§ **Exercise requirements**
Transcribe the lines below verbatim, skipping the images.

=== Given records ===

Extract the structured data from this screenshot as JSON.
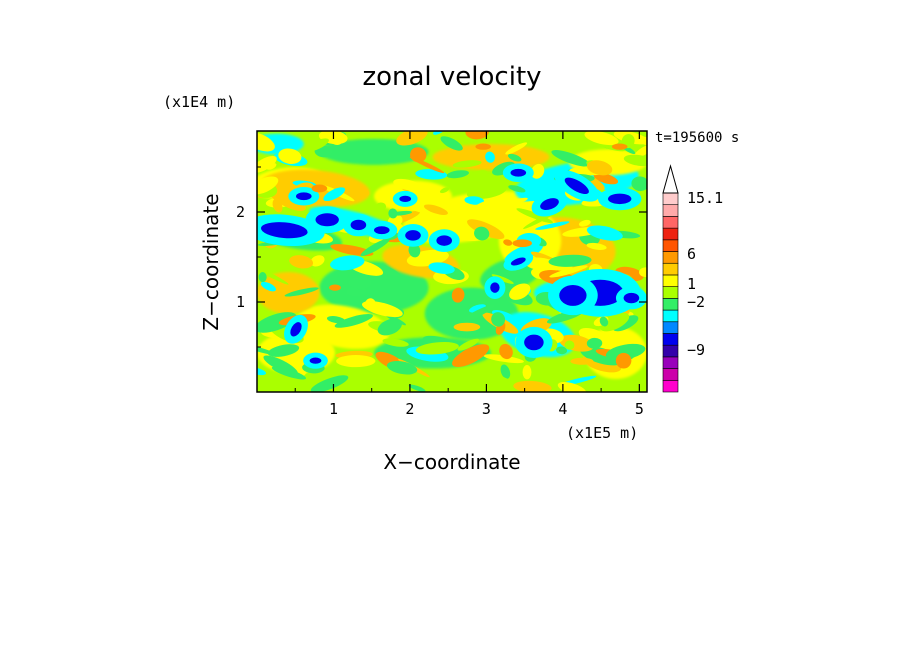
{
  "chart_data": {
    "type": "heatmap",
    "title": "zonal velocity",
    "xlabel": "X−coordinate",
    "ylabel": "Z−coordinate",
    "x_unit": "(x1E5 m)",
    "y_unit": "(x1E4 m)",
    "time_label": "t=195600 s",
    "x_ticks": [
      "1",
      "2",
      "3",
      "4",
      "5"
    ],
    "x_tick_values": [
      1,
      2,
      3,
      4,
      5
    ],
    "y_ticks": [
      "1",
      "2"
    ],
    "y_tick_values": [
      1,
      2
    ],
    "xlim": [
      0,
      5.1
    ],
    "ylim": [
      0,
      2.9
    ],
    "colorbar": {
      "labels": [
        "15.1",
        "6",
        "1",
        "−2",
        "−9"
      ],
      "label_values": [
        15.1,
        6,
        1,
        -2,
        -9
      ],
      "colors": [
        "#ff00cc",
        "#cc00aa",
        "#9900bb",
        "#3300aa",
        "#0000ee",
        "#0088ff",
        "#00ffff",
        "#33ee66",
        "#aaff00",
        "#ffff00",
        "#ffcc00",
        "#ff9900",
        "#ff5500",
        "#ee2211",
        "#ff6666",
        "#ffaaaa",
        "#ffcccc"
      ]
    }
  }
}
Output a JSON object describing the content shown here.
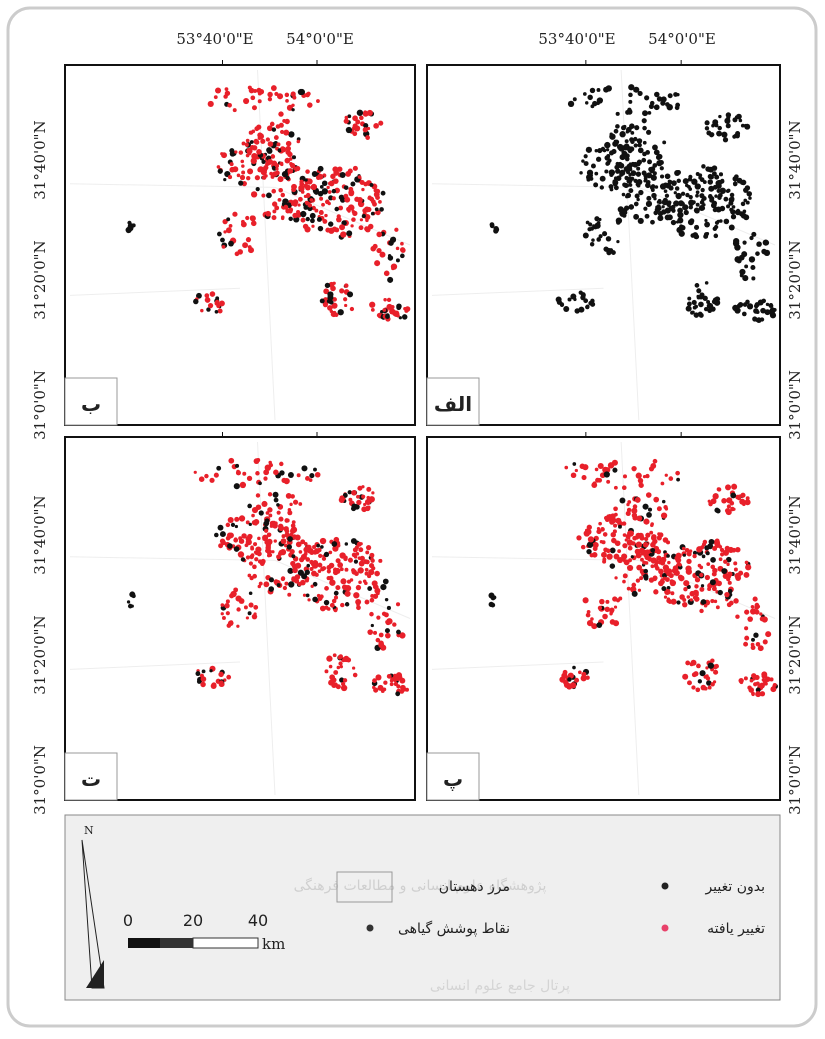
{
  "top_labels": [
    "53°40'0\"E",
    "54°0'0\"E"
  ],
  "side_labels": [
    "31°40'0\"N",
    "31°20'0\"N",
    "31°0'0\"N"
  ],
  "panels": [
    {
      "label": "ب"
    },
    {
      "label": "الف"
    },
    {
      "label": "ت"
    },
    {
      "label": "پ"
    }
  ],
  "legend": {
    "items": [
      "بدون تغییر",
      "تغییر یافته",
      "مرز دهستان",
      "نقاط پوشش گیاهی"
    ],
    "north": "N",
    "scale": [
      "0",
      "20",
      "40"
    ],
    "unit": "km"
  },
  "watermark": [
    "پژوهشگاه علوم انسانی و مطالعات فرهنگی",
    "پرتال جامع علوم انسانی"
  ]
}
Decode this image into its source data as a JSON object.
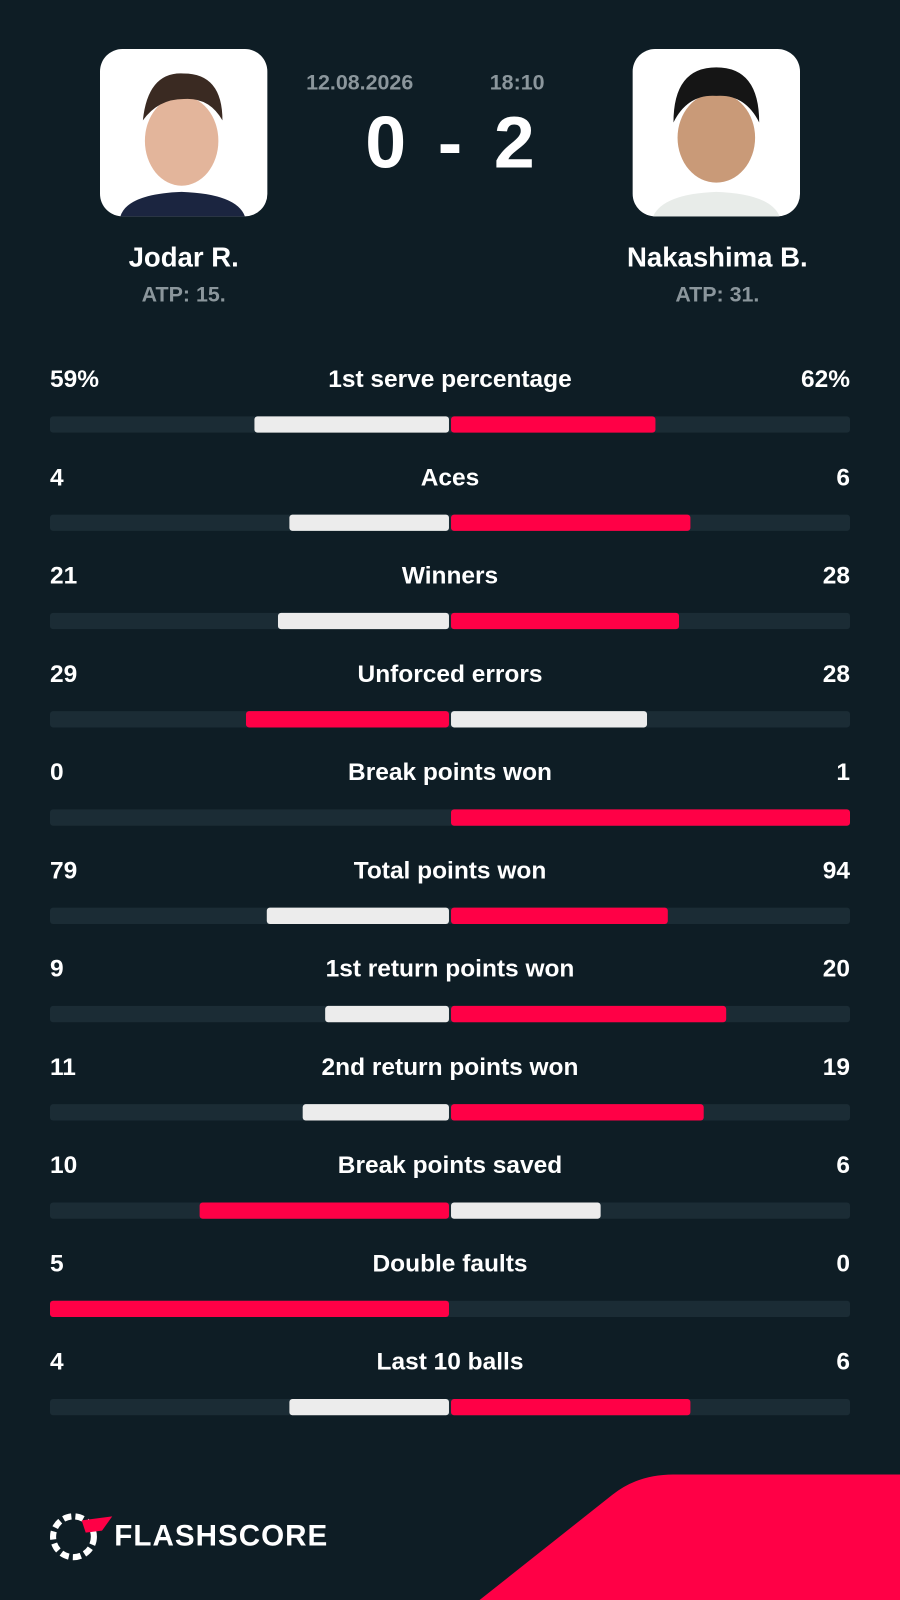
{
  "header": {
    "date": "12.08.2026",
    "time": "18:10",
    "score_home": 0,
    "score_separator": "-",
    "score_away": 2,
    "home": {
      "name": "Jodar R.",
      "rank": "ATP: 15."
    },
    "away": {
      "name": "Nakashima B.",
      "rank": "ATP: 31."
    }
  },
  "stats": [
    {
      "label": "1st serve percentage",
      "home": {
        "value": 59,
        "label": "59%"
      },
      "away": {
        "value": 62,
        "label": "62%"
      }
    },
    {
      "label": "Aces",
      "home": 4,
      "away": 6
    },
    {
      "label": "Winners",
      "home": 21,
      "away": 28
    },
    {
      "label": "Unforced errors",
      "home": 29,
      "away": 28
    },
    {
      "label": "Break points won",
      "home": 0,
      "away": 1
    },
    {
      "label": "Total points won",
      "home": 79,
      "away": 94
    },
    {
      "label": "1st return points won",
      "home": 9,
      "away": 20
    },
    {
      "label": "2nd return points won",
      "home": 11,
      "away": 19
    },
    {
      "label": "Break points saved",
      "home": 10,
      "away": 6
    },
    {
      "label": "Double faults",
      "home": 5,
      "away": 0
    },
    {
      "label": "Last 10 balls",
      "home": 4,
      "away": 6
    }
  ],
  "footer": {
    "brand": "FLASHSCORE"
  }
}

===

§ **Answer to this problem**
Extract the structured data from this screenshot as JSON.
{
  "chart_data": {
    "type": "heatmap",
    "title": "zonal velocity",
    "xlabel": "X−coordinate",
    "ylabel": "Z−coordinate",
    "x_unit": "(x1E5 m)",
    "y_unit": "(x1E4 m)",
    "time_label": "t=195600 s",
    "x_ticks": [
      "1",
      "2",
      "3",
      "4",
      "5"
    ],
    "x_tick_values": [
      1,
      2,
      3,
      4,
      5
    ],
    "y_ticks": [
      "1",
      "2"
    ],
    "y_tick_values": [
      1,
      2
    ],
    "xlim": [
      0,
      5.1
    ],
    "ylim": [
      0,
      2.9
    ],
    "colorbar": {
      "labels": [
        "15.1",
        "6",
        "1",
        "−2",
        "−9"
      ],
      "label_values": [
        15.1,
        6,
        1,
        -2,
        -9
      ],
      "colors": [
        "#ff00cc",
        "#cc00aa",
        "#9900bb",
        "#3300aa",
        "#0000ee",
        "#0088ff",
        "#00ffff",
        "#33ee66",
        "#aaff00",
        "#ffff00",
        "#ffcc00",
        "#ff9900",
        "#ff5500",
        "#ee2211",
        "#ff6666",
        "#ffaaaa",
        "#ffcccc"
      ]
    }
  }
}
Output a JSON object describing the content shown here.
{
  "top_labels": [
    "53°40'0\"E",
    "54°0'0\"E"
  ],
  "side_labels": [
    "31°40'0\"N",
    "31°20'0\"N",
    "31°0'0\"N"
  ],
  "panels": [
    {
      "label": "ب"
    },
    {
      "label": "الف"
    },
    {
      "label": "ت"
    },
    {
      "label": "پ"
    }
  ],
  "legend": {
    "items": [
      "بدون تغییر",
      "تغییر یافته",
      "مرز دهستان",
      "نقاط پوشش گیاهی"
    ],
    "north": "N",
    "scale": [
      "0",
      "20",
      "40"
    ],
    "unit": "km"
  },
  "watermark": [
    "پژوهشگاه علوم انسانی و مطالعات فرهنگی",
    "پرتال جامع علوم انسانی"
  ]
}
Decode this image into its source data as a JSON object.
{
  "header": {
    "date": "12.08.2026",
    "time": "18:10",
    "score_home": 0,
    "score_separator": "-",
    "score_away": 2,
    "home": {
      "name": "Jodar R.",
      "rank": "ATP: 15."
    },
    "away": {
      "name": "Nakashima B.",
      "rank": "ATP: 31."
    }
  },
  "stats": [
    {
      "label": "1st serve percentage",
      "home": {
        "value": 59,
        "label": "59%"
      },
      "away": {
        "value": 62,
        "label": "62%"
      }
    },
    {
      "label": "Aces",
      "home": 4,
      "away": 6
    },
    {
      "label": "Winners",
      "home": 21,
      "away": 28
    },
    {
      "label": "Unforced errors",
      "home": 29,
      "away": 28
    },
    {
      "label": "Break points won",
      "home": 0,
      "away": 1
    },
    {
      "label": "Total points won",
      "home": 79,
      "away": 94
    },
    {
      "label": "1st return points won",
      "home": 9,
      "away": 20
    },
    {
      "label": "2nd return points won",
      "home": 11,
      "away": 19
    },
    {
      "label": "Break points saved",
      "home": 10,
      "away": 6
    },
    {
      "label": "Double faults",
      "home": 5,
      "away": 0
    },
    {
      "label": "Last 10 balls",
      "home": 4,
      "away": 6
    }
  ],
  "footer": {
    "brand": "FLASHSCORE"
  }
}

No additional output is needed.